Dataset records

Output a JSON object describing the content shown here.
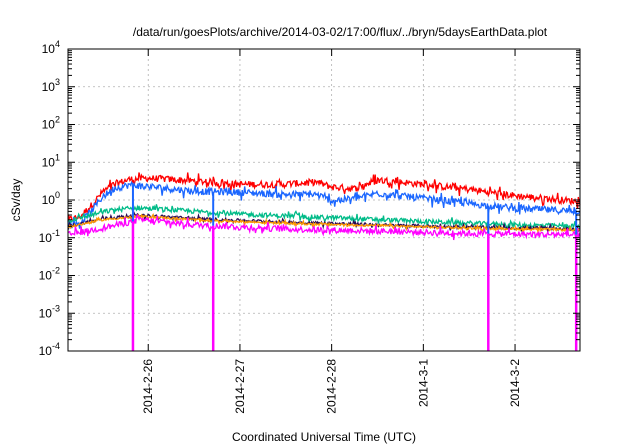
{
  "chart_data": {
    "type": "line",
    "title": "/data/run/goesPlots/archive/2014-03-02/17:00/flux/../bryn/5daysEarthData.plot",
    "xlabel": "Coordinated Universal Time (UTC)",
    "ylabel": "cSv/day",
    "yscale": "log",
    "ylim": [
      0.0001,
      10000
    ],
    "xlim": [
      "2014-02-25 03:00",
      "2014-03-02 17:00"
    ],
    "grid": true,
    "y_ticks": [
      {
        "value": 0.0001,
        "base": "10",
        "exp": "-4"
      },
      {
        "value": 0.001,
        "base": "10",
        "exp": "-3"
      },
      {
        "value": 0.01,
        "base": "10",
        "exp": "-2"
      },
      {
        "value": 0.1,
        "base": "10",
        "exp": "-1"
      },
      {
        "value": 1,
        "base": "10",
        "exp": "0"
      },
      {
        "value": 10,
        "base": "10",
        "exp": "1"
      },
      {
        "value": 100,
        "base": "10",
        "exp": "2"
      },
      {
        "value": 1000,
        "base": "10",
        "exp": "3"
      },
      {
        "value": 10000,
        "base": "10",
        "exp": "4"
      }
    ],
    "x_ticks": [
      {
        "value": "2014-02-26 00:00",
        "label": "2014-2-26"
      },
      {
        "value": "2014-02-27 00:00",
        "label": "2014-2-27"
      },
      {
        "value": "2014-02-28 00:00",
        "label": "2014-2-28"
      },
      {
        "value": "2014-03-01 00:00",
        "label": "2014-3-1"
      },
      {
        "value": "2014-03-02 00:00",
        "label": "2014-3-2"
      }
    ],
    "dropouts": [
      "2014-02-25 20:00",
      "2014-02-26 17:00",
      "2014-03-01 17:00",
      "2014-03-02 16:00"
    ],
    "series": [
      {
        "color": "#ff0000",
        "noise": 0.09,
        "points": [
          [
            "2014-02-25 03:00",
            0.3
          ],
          [
            "2014-02-25 06:00",
            0.35
          ],
          [
            "2014-02-25 09:00",
            0.7
          ],
          [
            "2014-02-25 12:00",
            1.6
          ],
          [
            "2014-02-25 15:00",
            2.6
          ],
          [
            "2014-02-25 19:00",
            3.5
          ],
          [
            "2014-02-26 00:00",
            3.8
          ],
          [
            "2014-02-26 12:00",
            3.2
          ],
          [
            "2014-02-27 00:00",
            2.6
          ],
          [
            "2014-02-27 12:00",
            2.6
          ],
          [
            "2014-02-27 20:00",
            3.0
          ],
          [
            "2014-02-28 00:00",
            2.2
          ],
          [
            "2014-02-28 06:00",
            2.0
          ],
          [
            "2014-02-28 12:00",
            3.4
          ],
          [
            "2014-02-29 00:00",
            2.6
          ],
          [
            "2014-03-01 00:00",
            2.6
          ],
          [
            "2014-03-01 12:00",
            1.9
          ],
          [
            "2014-03-02 00:00",
            1.3
          ],
          [
            "2014-03-02 17:00",
            0.9
          ]
        ]
      },
      {
        "color": "#1a66ff",
        "noise": 0.09,
        "points": [
          [
            "2014-02-25 03:00",
            0.22
          ],
          [
            "2014-02-25 06:00",
            0.24
          ],
          [
            "2014-02-25 09:00",
            0.5
          ],
          [
            "2014-02-25 12:00",
            1.2
          ],
          [
            "2014-02-25 15:00",
            2.0
          ],
          [
            "2014-02-25 19:00",
            2.5
          ],
          [
            "2014-02-26 00:00",
            2.3
          ],
          [
            "2014-02-26 12:00",
            1.7
          ],
          [
            "2014-02-27 00:00",
            1.6
          ],
          [
            "2014-02-27 12:00",
            1.4
          ],
          [
            "2014-02-27 20:00",
            1.4
          ],
          [
            "2014-02-28 00:00",
            0.95
          ],
          [
            "2014-02-28 06:00",
            1.1
          ],
          [
            "2014-02-28 12:00",
            1.5
          ],
          [
            "2014-03-01 00:00",
            1.1
          ],
          [
            "2014-03-01 12:00",
            0.8
          ],
          [
            "2014-03-02 00:00",
            0.6
          ],
          [
            "2014-03-02 17:00",
            0.5
          ]
        ]
      },
      {
        "color": "#00bb88",
        "noise": 0.06,
        "points": [
          [
            "2014-02-25 03:00",
            0.28
          ],
          [
            "2014-02-25 09:00",
            0.4
          ],
          [
            "2014-02-25 15:00",
            0.55
          ],
          [
            "2014-02-25 22:00",
            0.62
          ],
          [
            "2014-02-26 12:00",
            0.5
          ],
          [
            "2014-02-27 00:00",
            0.42
          ],
          [
            "2014-02-28 00:00",
            0.34
          ],
          [
            "2014-03-01 00:00",
            0.27
          ],
          [
            "2014-03-02 00:00",
            0.22
          ],
          [
            "2014-03-02 17:00",
            0.2
          ]
        ]
      },
      {
        "color": "#2a0a55",
        "noise": 0.04,
        "points": [
          [
            "2014-02-25 03:00",
            0.2
          ],
          [
            "2014-02-25 12:00",
            0.32
          ],
          [
            "2014-02-25 22:00",
            0.4
          ],
          [
            "2014-02-26 12:00",
            0.32
          ],
          [
            "2014-02-27 12:00",
            0.26
          ],
          [
            "2014-02-28 12:00",
            0.22
          ],
          [
            "2014-03-01 12:00",
            0.19
          ],
          [
            "2014-03-02 17:00",
            0.17
          ]
        ]
      },
      {
        "color": "#ff9900",
        "noise": 0.03,
        "points": [
          [
            "2014-02-25 03:00",
            0.19
          ],
          [
            "2014-02-25 12:00",
            0.3
          ],
          [
            "2014-02-25 22:00",
            0.37
          ],
          [
            "2014-02-26 12:00",
            0.3
          ],
          [
            "2014-02-27 12:00",
            0.24
          ],
          [
            "2014-02-28 12:00",
            0.21
          ],
          [
            "2014-03-01 12:00",
            0.18
          ],
          [
            "2014-03-02 17:00",
            0.16
          ]
        ]
      },
      {
        "color": "#ff00ff",
        "noise": 0.08,
        "points": [
          [
            "2014-02-25 03:00",
            0.12
          ],
          [
            "2014-02-25 12:00",
            0.18
          ],
          [
            "2014-02-25 22:00",
            0.3
          ],
          [
            "2014-02-26 12:00",
            0.22
          ],
          [
            "2014-02-27 12:00",
            0.17
          ],
          [
            "2014-02-28 12:00",
            0.15
          ],
          [
            "2014-03-01 12:00",
            0.13
          ],
          [
            "2014-03-02 17:00",
            0.12
          ]
        ]
      }
    ]
  }
}
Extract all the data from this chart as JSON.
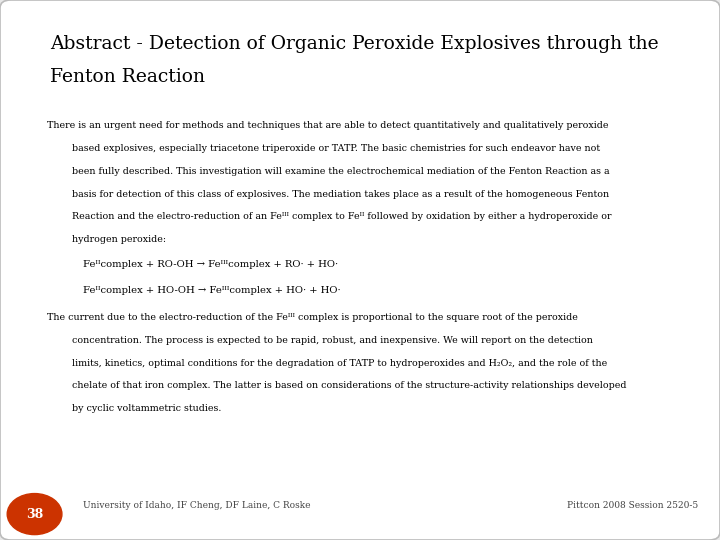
{
  "title_line1": "Abstract - Detection of Organic Peroxide Explosives through the",
  "title_line2": "Fenton Reaction",
  "para1_line1": "There is an urgent need for methods and techniques that are able to detect quantitatively and qualitatively peroxide",
  "para1_lines": [
    "based explosives, especially triacetone triperoxide or TATP. The basic chemistries for such endeavor have not",
    "been fully described. This investigation will examine the electrochemical mediation of the Fenton Reaction as a",
    "basis for detection of this class of explosives. The mediation takes place as a result of the homogeneous Fenton",
    "Reaction and the electro-reduction of an Feᴵᴵᴵ complex to Feᴵᴵ followed by oxidation by either a hydroperoxide or",
    "hydrogen peroxide:"
  ],
  "eq1": "Feᴵᴵcomplex + RO-OH → Feᴵᴵᴵcomplex + RO· + HO·",
  "eq2": "Feᴵᴵcomplex + HO-OH → Feᴵᴵᴵcomplex + HO· + HO·",
  "para2_line1": "The current due to the electro-reduction of the Feᴵᴵᴵ complex is proportional to the square root of the peroxide",
  "para2_lines": [
    "concentration. The process is expected to be rapid, robust, and inexpensive. We will report on the detection",
    "limits, kinetics, optimal conditions for the degradation of TATP to hydroperoxides and H₂O₂, and the role of the",
    "chelate of that iron complex. The latter is based on considerations of the structure-activity relationships developed",
    "by cyclic voltammetric studies."
  ],
  "footer_left": "University of Idaho, IF Cheng, DF Laine, C Roske",
  "footer_right": "Pittcon 2008 Session 2520-5",
  "page_number": "38",
  "background_color": "#ffffff",
  "slide_bg": "#e8e8e8",
  "title_color": "#000000",
  "body_color": "#000000",
  "footer_color": "#444444",
  "badge_color": "#cc3300",
  "badge_text_color": "#ffffff",
  "title_fontsize": 13.5,
  "body_fontsize": 6.8,
  "eq_fontsize": 7.2,
  "footer_fontsize": 6.5
}
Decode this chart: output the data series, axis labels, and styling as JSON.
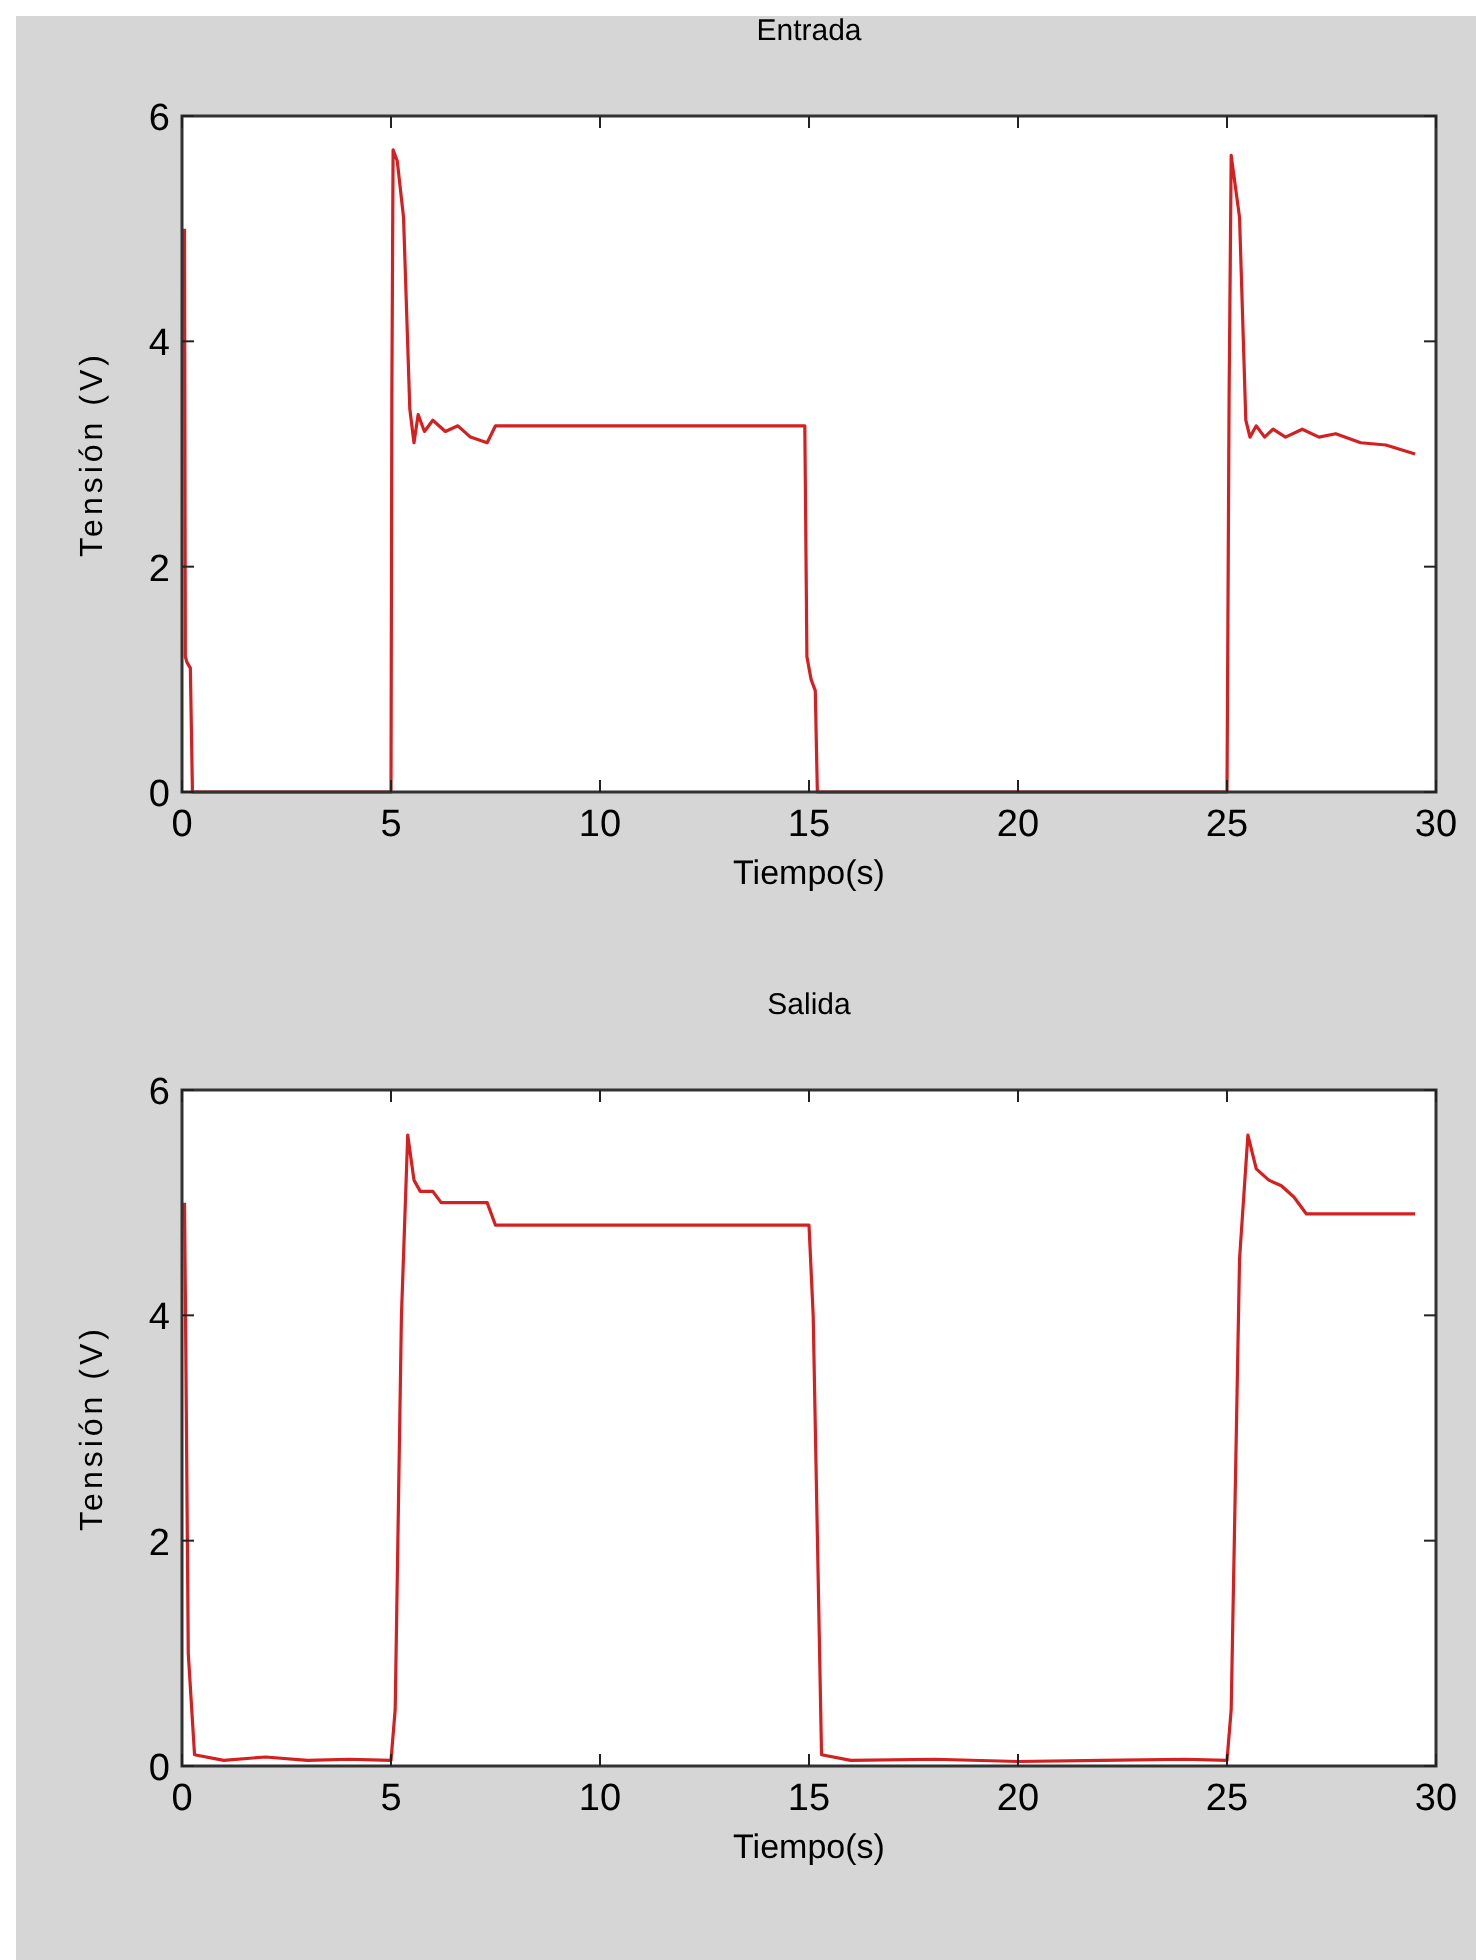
{
  "chart_data": [
    {
      "type": "line",
      "title": "Entrada",
      "xlabel": "Tiempo(s)",
      "ylabel": "Tensión (V)",
      "xlim": [
        0,
        30
      ],
      "ylim": [
        0,
        6
      ],
      "xticks": [
        0,
        5,
        10,
        15,
        20,
        25,
        30
      ],
      "yticks": [
        0,
        2,
        4,
        6
      ],
      "grid": false,
      "series": [
        {
          "color": "#d42020",
          "x": [
            0.06,
            0.08,
            0.12,
            0.2,
            0.25,
            5.0,
            5.02,
            5.05,
            5.15,
            5.3,
            5.45,
            5.55,
            5.65,
            5.8,
            6.0,
            6.3,
            6.6,
            6.9,
            7.3,
            7.5,
            10,
            14.9,
            14.95,
            15.05,
            15.15,
            15.2,
            25.0,
            25.05,
            25.1,
            25.3,
            25.45,
            25.55,
            25.7,
            25.9,
            26.1,
            26.4,
            26.8,
            27.2,
            27.6,
            28.2,
            28.8,
            29.5
          ],
          "values": [
            5.0,
            1.2,
            1.15,
            1.1,
            0,
            0,
            3.5,
            5.7,
            5.6,
            5.1,
            3.4,
            3.1,
            3.35,
            3.2,
            3.3,
            3.2,
            3.25,
            3.15,
            3.1,
            3.25,
            3.25,
            3.25,
            1.2,
            1.0,
            0.9,
            0,
            0,
            3.5,
            5.65,
            5.1,
            3.3,
            3.15,
            3.25,
            3.15,
            3.22,
            3.15,
            3.22,
            3.15,
            3.18,
            3.1,
            3.08,
            3.0
          ]
        }
      ]
    },
    {
      "type": "line",
      "title": "Salida",
      "xlabel": "Tiempo(s)",
      "ylabel": "Tensión (V)",
      "xlim": [
        0,
        30
      ],
      "ylim": [
        0,
        6
      ],
      "xticks": [
        0,
        5,
        10,
        15,
        20,
        25,
        30
      ],
      "yticks": [
        0,
        2,
        4,
        6
      ],
      "grid": false,
      "series": [
        {
          "color": "#d42020",
          "x": [
            0.06,
            0.08,
            0.15,
            0.3,
            1.0,
            2.0,
            3.0,
            4.0,
            5.0,
            5.1,
            5.25,
            5.4,
            5.55,
            5.7,
            6.0,
            6.2,
            7.3,
            7.5,
            10,
            12,
            15.0,
            15.1,
            15.3,
            16,
            18,
            20,
            22,
            24,
            25.0,
            25.1,
            25.3,
            25.5,
            25.7,
            26.0,
            26.3,
            26.6,
            26.9,
            28,
            29.5
          ],
          "values": [
            5.0,
            4.2,
            1.0,
            0.1,
            0.05,
            0.08,
            0.05,
            0.06,
            0.05,
            0.5,
            4.0,
            5.6,
            5.2,
            5.1,
            5.1,
            5.0,
            5.0,
            4.8,
            4.8,
            4.8,
            4.8,
            4.0,
            0.1,
            0.05,
            0.06,
            0.04,
            0.05,
            0.06,
            0.05,
            0.5,
            4.5,
            5.6,
            5.3,
            5.2,
            5.15,
            5.05,
            4.9,
            4.9,
            4.9
          ]
        }
      ]
    }
  ]
}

Short task:
Find the word "Reaction" in the data and show each line that holds it.

Solution for this problem:
  "title_line2": "Fenton Reaction",
    "been fully described. This investigation will examine the electrochemical mediation of the Fenton Reaction as a",
    "Reaction and the electro-reduction of an Feᴵᴵᴵ complex to Feᴵᴵ followed by oxidation by either a hydroperoxide or",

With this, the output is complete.